-- begin TASK DATA --

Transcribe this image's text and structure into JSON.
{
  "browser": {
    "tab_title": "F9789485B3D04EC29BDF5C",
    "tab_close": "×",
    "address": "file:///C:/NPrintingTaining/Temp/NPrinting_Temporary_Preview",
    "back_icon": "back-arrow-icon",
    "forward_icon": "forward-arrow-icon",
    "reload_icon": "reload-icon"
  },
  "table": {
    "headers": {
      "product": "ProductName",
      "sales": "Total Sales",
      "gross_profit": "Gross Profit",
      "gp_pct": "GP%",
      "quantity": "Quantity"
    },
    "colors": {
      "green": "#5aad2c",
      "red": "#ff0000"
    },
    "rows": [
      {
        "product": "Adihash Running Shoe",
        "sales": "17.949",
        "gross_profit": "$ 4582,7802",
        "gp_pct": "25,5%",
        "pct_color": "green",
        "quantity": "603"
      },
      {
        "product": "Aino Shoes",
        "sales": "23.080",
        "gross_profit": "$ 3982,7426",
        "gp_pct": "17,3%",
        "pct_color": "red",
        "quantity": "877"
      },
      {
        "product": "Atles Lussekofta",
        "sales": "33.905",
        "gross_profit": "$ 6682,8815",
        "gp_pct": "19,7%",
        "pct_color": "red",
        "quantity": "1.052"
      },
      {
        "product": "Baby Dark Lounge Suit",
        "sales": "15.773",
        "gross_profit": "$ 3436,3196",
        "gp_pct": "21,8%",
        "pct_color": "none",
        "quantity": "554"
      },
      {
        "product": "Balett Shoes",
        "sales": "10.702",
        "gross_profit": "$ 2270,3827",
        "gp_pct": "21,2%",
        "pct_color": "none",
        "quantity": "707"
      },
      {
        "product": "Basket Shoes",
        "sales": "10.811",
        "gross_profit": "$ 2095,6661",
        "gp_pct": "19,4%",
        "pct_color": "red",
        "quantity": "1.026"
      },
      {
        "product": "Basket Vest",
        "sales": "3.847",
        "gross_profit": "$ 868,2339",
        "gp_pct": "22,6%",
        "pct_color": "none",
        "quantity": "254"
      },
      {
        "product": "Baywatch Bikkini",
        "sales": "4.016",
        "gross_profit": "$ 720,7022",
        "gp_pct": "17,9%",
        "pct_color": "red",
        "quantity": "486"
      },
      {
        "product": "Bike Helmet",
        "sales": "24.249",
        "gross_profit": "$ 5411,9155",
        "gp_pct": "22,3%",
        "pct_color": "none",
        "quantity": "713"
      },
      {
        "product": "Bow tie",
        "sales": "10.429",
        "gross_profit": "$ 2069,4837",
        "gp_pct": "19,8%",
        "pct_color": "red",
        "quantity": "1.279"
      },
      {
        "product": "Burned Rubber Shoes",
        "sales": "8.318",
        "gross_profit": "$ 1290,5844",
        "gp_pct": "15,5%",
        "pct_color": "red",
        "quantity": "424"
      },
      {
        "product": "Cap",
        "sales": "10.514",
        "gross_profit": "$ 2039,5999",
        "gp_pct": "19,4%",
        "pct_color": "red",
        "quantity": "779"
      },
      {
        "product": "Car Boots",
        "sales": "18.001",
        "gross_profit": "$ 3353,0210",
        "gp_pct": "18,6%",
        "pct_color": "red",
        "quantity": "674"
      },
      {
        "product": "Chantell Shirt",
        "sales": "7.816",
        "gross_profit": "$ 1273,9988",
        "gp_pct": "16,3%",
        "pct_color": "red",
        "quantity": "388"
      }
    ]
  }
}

-- end TASK DATA --

● EXERCISE INSTRUCTIONS:
Print all the data exactly.

● TASK SOLUTION:
Transcribe this image's text and structure into JSON.
{
  "browser": {
    "tab_title": "F9789485B3D04EC29BDF5C",
    "tab_close": "×",
    "address": "file:///C:/NPrintingTaining/Temp/NPrinting_Temporary_Preview",
    "back_icon": "back-arrow-icon",
    "forward_icon": "forward-arrow-icon",
    "reload_icon": "reload-icon"
  },
  "table": {
    "headers": {
      "product": "ProductName",
      "sales": "Total Sales",
      "gross_profit": "Gross Profit",
      "gp_pct": "GP%",
      "quantity": "Quantity"
    },
    "colors": {
      "green": "#5aad2c",
      "red": "#ff0000"
    },
    "rows": [
      {
        "product": "Adihash Running Shoe",
        "sales": "17.949",
        "gross_profit": "$ 4582,7802",
        "gp_pct": "25,5%",
        "pct_color": "green",
        "quantity": "603"
      },
      {
        "product": "Aino Shoes",
        "sales": "23.080",
        "gross_profit": "$ 3982,7426",
        "gp_pct": "17,3%",
        "pct_color": "red",
        "quantity": "877"
      },
      {
        "product": "Atles Lussekofta",
        "sales": "33.905",
        "gross_profit": "$ 6682,8815",
        "gp_pct": "19,7%",
        "pct_color": "red",
        "quantity": "1.052"
      },
      {
        "product": "Baby Dark Lounge Suit",
        "sales": "15.773",
        "gross_profit": "$ 3436,3196",
        "gp_pct": "21,8%",
        "pct_color": "none",
        "quantity": "554"
      },
      {
        "product": "Balett Shoes",
        "sales": "10.702",
        "gross_profit": "$ 2270,3827",
        "gp_pct": "21,2%",
        "pct_color": "none",
        "quantity": "707"
      },
      {
        "product": "Basket Shoes",
        "sales": "10.811",
        "gross_profit": "$ 2095,6661",
        "gp_pct": "19,4%",
        "pct_color": "red",
        "quantity": "1.026"
      },
      {
        "product": "Basket Vest",
        "sales": "3.847",
        "gross_profit": "$ 868,2339",
        "gp_pct": "22,6%",
        "pct_color": "none",
        "quantity": "254"
      },
      {
        "product": "Baywatch Bikkini",
        "sales": "4.016",
        "gross_profit": "$ 720,7022",
        "gp_pct": "17,9%",
        "pct_color": "red",
        "quantity": "486"
      },
      {
        "product": "Bike Helmet",
        "sales": "24.249",
        "gross_profit": "$ 5411,9155",
        "gp_pct": "22,3%",
        "pct_color": "none",
        "quantity": "713"
      },
      {
        "product": "Bow tie",
        "sales": "10.429",
        "gross_profit": "$ 2069,4837",
        "gp_pct": "19,8%",
        "pct_color": "red",
        "quantity": "1.279"
      },
      {
        "product": "Burned Rubber Shoes",
        "sales": "8.318",
        "gross_profit": "$ 1290,5844",
        "gp_pct": "15,5%",
        "pct_color": "red",
        "quantity": "424"
      },
      {
        "product": "Cap",
        "sales": "10.514",
        "gross_profit": "$ 2039,5999",
        "gp_pct": "19,4%",
        "pct_color": "red",
        "quantity": "779"
      },
      {
        "product": "Car Boots",
        "sales": "18.001",
        "gross_profit": "$ 3353,0210",
        "gp_pct": "18,6%",
        "pct_color": "red",
        "quantity": "674"
      },
      {
        "product": "Chantell Shirt",
        "sales": "7.816",
        "gross_profit": "$ 1273,9988",
        "gp_pct": "16,3%",
        "pct_color": "red",
        "quantity": "388"
      }
    ]
  }
}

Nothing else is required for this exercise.